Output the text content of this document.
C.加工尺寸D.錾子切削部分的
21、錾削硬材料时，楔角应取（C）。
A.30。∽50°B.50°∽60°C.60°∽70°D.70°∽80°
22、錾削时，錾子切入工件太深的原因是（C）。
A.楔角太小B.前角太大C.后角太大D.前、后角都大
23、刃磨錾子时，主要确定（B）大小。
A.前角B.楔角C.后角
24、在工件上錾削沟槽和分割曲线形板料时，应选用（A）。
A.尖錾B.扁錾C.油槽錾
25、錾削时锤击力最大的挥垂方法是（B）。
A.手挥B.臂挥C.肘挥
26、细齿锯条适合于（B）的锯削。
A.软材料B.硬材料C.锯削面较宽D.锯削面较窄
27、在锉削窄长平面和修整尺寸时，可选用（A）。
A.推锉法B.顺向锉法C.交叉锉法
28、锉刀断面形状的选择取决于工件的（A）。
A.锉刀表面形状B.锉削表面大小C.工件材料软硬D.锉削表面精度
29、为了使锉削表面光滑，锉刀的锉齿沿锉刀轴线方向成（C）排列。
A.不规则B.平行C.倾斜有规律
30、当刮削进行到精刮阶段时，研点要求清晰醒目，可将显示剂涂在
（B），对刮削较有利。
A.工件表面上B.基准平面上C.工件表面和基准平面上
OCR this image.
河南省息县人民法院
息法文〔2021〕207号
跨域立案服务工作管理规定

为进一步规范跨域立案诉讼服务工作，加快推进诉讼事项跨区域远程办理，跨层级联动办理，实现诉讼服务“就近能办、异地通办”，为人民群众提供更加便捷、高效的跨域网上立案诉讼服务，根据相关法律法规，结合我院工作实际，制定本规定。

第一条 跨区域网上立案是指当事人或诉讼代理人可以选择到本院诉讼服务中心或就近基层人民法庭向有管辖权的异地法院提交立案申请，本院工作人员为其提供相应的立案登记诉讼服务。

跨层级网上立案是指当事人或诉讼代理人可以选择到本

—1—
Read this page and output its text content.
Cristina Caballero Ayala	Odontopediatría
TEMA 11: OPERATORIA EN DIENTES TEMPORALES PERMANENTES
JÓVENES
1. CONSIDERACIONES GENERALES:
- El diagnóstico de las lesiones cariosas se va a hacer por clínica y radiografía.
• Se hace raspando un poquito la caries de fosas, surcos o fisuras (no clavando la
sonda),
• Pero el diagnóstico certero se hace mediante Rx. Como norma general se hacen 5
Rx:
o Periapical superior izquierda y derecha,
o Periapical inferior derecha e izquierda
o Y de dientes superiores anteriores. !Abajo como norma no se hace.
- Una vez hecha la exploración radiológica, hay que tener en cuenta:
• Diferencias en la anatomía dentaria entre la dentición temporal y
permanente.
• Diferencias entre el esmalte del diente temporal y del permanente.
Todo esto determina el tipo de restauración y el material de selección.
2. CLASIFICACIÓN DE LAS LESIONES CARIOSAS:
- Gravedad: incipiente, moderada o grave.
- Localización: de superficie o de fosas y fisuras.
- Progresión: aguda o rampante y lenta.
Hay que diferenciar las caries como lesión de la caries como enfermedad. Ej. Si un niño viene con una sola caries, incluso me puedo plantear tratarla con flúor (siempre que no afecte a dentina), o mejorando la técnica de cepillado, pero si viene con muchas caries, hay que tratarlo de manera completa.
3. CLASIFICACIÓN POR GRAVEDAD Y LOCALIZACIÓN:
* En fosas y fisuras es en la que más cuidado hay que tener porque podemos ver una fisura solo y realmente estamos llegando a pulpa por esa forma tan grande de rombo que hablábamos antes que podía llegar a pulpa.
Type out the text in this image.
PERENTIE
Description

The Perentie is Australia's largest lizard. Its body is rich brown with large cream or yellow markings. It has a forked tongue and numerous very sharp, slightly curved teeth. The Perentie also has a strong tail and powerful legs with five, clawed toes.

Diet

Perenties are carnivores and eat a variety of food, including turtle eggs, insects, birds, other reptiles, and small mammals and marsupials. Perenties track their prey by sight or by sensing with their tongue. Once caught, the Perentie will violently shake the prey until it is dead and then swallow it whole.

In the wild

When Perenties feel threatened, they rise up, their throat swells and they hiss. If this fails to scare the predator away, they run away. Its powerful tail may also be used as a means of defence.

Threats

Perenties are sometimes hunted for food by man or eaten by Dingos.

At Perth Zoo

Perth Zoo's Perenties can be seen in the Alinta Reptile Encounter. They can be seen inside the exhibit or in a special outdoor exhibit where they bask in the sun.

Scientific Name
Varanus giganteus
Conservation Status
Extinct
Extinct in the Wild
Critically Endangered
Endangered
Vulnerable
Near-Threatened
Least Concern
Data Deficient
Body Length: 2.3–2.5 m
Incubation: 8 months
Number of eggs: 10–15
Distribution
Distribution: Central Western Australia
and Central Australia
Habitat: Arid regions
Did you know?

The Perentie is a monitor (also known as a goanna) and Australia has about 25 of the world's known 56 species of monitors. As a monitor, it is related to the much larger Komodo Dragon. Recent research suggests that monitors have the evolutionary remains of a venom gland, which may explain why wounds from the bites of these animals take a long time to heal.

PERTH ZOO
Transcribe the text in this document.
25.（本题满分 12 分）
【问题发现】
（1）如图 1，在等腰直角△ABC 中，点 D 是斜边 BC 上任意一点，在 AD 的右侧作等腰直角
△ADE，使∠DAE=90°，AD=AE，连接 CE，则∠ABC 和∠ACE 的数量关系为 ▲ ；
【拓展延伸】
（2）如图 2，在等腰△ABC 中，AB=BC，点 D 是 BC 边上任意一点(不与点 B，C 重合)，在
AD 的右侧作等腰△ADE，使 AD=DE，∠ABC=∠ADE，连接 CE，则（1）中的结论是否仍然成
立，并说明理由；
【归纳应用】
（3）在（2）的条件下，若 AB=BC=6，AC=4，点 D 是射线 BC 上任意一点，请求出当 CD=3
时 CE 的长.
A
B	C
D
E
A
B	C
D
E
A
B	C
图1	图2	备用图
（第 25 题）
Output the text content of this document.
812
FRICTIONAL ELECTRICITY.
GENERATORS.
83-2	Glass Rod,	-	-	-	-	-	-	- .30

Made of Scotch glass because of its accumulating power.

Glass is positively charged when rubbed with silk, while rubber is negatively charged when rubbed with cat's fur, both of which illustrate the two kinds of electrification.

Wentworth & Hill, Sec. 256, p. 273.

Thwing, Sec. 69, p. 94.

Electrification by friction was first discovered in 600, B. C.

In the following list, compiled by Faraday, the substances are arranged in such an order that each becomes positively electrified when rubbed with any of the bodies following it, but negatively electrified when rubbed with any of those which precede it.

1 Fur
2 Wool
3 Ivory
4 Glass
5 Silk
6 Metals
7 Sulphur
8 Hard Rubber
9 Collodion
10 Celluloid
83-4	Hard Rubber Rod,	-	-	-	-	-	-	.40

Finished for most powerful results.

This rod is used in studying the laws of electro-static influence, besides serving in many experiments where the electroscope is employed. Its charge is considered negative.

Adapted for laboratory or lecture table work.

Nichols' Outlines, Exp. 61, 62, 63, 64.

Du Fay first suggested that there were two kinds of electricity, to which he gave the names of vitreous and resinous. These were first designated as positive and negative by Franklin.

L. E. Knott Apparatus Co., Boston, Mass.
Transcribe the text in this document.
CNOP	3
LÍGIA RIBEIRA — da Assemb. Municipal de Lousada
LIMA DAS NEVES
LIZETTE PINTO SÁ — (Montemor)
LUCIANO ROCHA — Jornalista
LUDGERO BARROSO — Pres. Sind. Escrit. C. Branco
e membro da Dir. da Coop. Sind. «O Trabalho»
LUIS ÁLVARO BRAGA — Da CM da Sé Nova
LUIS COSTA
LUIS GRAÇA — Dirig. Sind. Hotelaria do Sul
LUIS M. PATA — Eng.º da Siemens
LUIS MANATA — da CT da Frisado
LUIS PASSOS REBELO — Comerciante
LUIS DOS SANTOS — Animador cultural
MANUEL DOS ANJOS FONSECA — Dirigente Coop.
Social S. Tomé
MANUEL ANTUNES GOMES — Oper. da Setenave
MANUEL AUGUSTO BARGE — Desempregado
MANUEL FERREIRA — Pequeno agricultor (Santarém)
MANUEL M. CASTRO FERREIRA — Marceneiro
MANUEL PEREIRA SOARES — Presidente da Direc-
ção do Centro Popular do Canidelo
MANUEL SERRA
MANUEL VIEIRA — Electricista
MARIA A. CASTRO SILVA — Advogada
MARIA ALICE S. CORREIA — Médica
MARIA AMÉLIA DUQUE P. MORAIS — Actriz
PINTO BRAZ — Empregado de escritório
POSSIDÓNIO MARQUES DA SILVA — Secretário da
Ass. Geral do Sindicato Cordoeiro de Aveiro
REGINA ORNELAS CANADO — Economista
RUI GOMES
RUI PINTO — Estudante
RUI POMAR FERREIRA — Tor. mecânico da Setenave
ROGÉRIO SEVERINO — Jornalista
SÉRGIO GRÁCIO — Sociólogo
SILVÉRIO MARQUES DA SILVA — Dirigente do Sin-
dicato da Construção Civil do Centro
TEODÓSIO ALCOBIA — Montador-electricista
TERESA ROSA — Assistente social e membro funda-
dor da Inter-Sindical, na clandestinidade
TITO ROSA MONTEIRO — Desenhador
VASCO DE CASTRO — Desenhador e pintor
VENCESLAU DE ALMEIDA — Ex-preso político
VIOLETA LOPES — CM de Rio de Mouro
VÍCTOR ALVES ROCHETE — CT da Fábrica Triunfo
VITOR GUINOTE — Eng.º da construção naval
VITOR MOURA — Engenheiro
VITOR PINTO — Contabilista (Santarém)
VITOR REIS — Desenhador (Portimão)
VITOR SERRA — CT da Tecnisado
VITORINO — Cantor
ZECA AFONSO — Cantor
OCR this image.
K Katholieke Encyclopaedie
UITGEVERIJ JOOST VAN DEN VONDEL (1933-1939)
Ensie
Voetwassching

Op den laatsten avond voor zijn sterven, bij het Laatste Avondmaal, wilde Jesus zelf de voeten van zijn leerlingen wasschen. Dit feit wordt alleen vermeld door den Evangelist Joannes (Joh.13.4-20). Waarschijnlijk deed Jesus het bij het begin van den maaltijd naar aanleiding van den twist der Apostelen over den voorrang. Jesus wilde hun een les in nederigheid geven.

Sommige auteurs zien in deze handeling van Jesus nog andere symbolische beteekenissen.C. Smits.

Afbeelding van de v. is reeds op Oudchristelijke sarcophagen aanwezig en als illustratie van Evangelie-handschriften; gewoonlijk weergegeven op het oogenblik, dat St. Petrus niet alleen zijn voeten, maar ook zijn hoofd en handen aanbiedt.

**WHAT YOU WILL DO**
Report how many lines of the entries hold the string "Cantor". Provide the number alone.

**REPLY TO THE TASK**
2